[start Document excerpt]

# Photo of the month - Winner for June is...



## Arch (Aug 8, 2007)

There are two joint winners for June and they are....

Erick.... with Bretagne








...and JohnMF with The Lakes....






well done to you both


----------



## Antarctican (Aug 8, 2007)

Yes, a hearty congratulations to you both!


----------



## PNA (Aug 8, 2007)

Being a sailor, I appreciate "The Lakes" ..... 

There's lot's of feeling within the photo.


----------



## JohnMF (Aug 8, 2007)

thanks people 

thanks LP for the nom


----------



## doenoe (Aug 8, 2007)

congrats guys, great pics


----------



## sabbath999 (Aug 8, 2007)

Congrats!


----------



## Tangerini (Aug 8, 2007)

very nice job to both of you!  Congrats!


----------



## Puscas (Aug 8, 2007)

Tangerini said:


> very nice job to both of you!  Congrats!




^^ what she said, including the clapping smiley.




pascal


----------



## TwistMyArm (Aug 9, 2007)

Congrats you two!


----------



## erick (Aug 12, 2007)

thanks to all


----------



## glaston (Aug 27, 2007)

I've never seen an hdr in a sepia tone.
Is that what the first image is?

I like it!


----------



## Carlos Cané (Aug 28, 2007)

Congratulations!  Really nice shots!


----------



## chasemedown (Sep 1, 2007)

beautiful.


----------



## rawatenator (Sep 2, 2007)

both excellent images, bravo!


----------



## Ben Wijman (Sep 3, 2007)

great images, well done


----------



## Coldow91 (Sep 14, 2007)

Both are worthy. Great pictures!


----------



## volleysnap (Sep 14, 2007)

congrats to both of you!


----------

[end Document excerpt]
[start Dataset records]

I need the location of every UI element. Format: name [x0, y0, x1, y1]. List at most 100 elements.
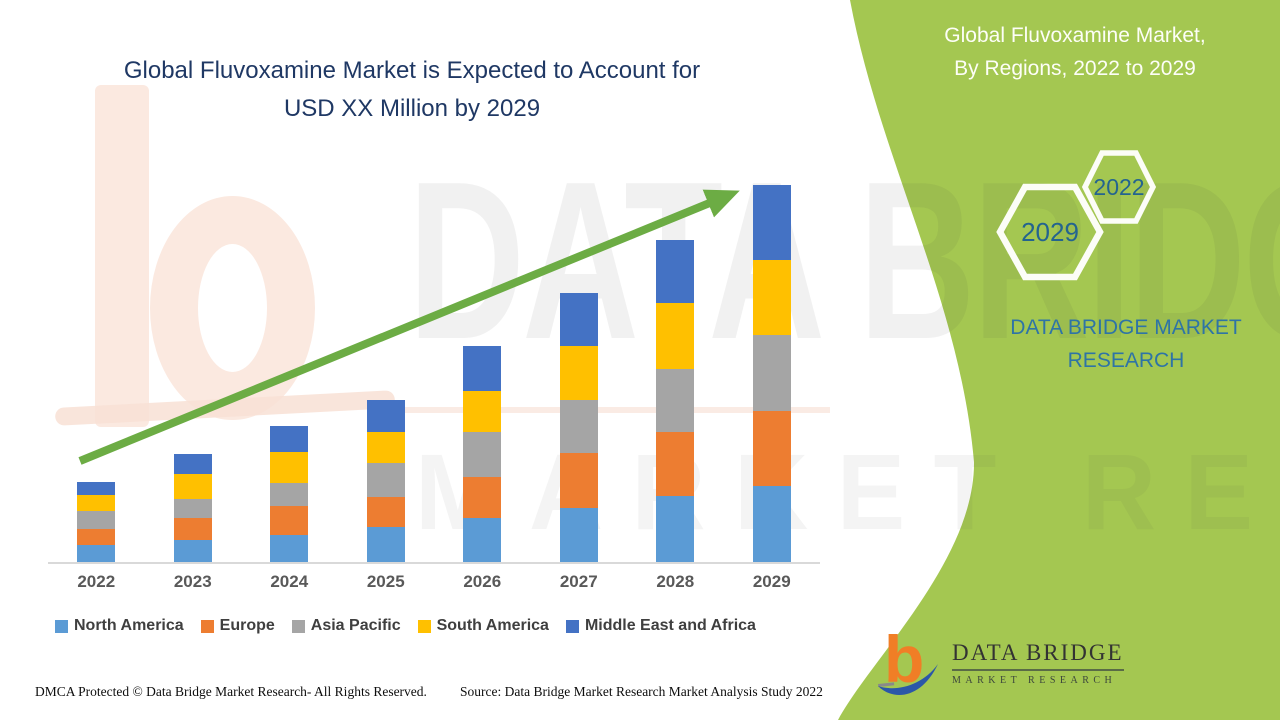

[end Dataset records]
[start Dataset records]

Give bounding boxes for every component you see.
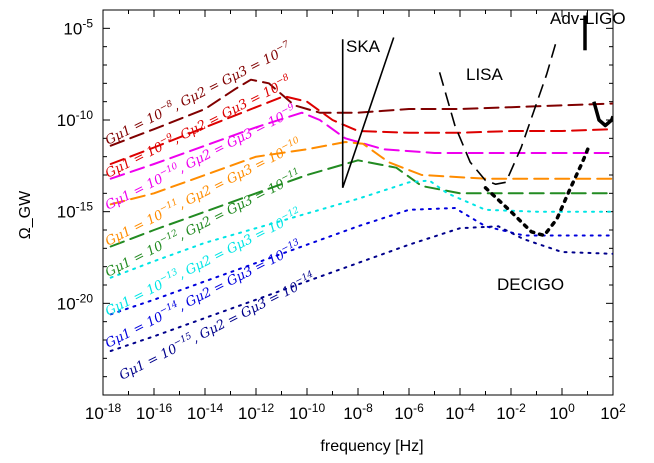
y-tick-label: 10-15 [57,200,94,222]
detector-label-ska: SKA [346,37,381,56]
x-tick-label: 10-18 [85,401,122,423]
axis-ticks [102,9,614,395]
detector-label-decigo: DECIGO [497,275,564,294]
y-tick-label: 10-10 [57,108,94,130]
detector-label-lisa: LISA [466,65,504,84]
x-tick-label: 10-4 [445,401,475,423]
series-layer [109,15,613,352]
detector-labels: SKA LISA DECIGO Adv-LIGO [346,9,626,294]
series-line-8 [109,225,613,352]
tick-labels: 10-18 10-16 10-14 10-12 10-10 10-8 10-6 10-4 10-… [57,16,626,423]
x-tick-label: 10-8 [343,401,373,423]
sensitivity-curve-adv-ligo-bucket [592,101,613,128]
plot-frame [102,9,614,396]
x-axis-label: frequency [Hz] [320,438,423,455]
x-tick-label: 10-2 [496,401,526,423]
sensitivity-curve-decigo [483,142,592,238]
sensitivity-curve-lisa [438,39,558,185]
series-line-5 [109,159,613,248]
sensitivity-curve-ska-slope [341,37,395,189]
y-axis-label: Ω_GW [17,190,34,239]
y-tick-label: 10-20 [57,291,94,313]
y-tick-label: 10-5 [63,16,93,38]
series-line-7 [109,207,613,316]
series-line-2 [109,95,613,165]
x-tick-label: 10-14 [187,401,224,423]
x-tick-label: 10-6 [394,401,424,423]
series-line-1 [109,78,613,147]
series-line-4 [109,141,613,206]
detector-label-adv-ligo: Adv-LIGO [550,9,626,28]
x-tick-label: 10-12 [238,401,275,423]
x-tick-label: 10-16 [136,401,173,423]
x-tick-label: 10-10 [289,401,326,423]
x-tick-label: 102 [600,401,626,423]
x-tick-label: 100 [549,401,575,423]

[end Dataset records]

Set problem: Please repeat the part of the photo-of-the-month thread starting with "I've never seen" and going on through "Really nice shots!" word for word.

Solved exercise:
I've never seen an hdr in a sepia tone.
Is that what the first image is?

I like it!


----------



## Carlos Cané (Aug 28, 2007)

Congratulations!  Really nice shots!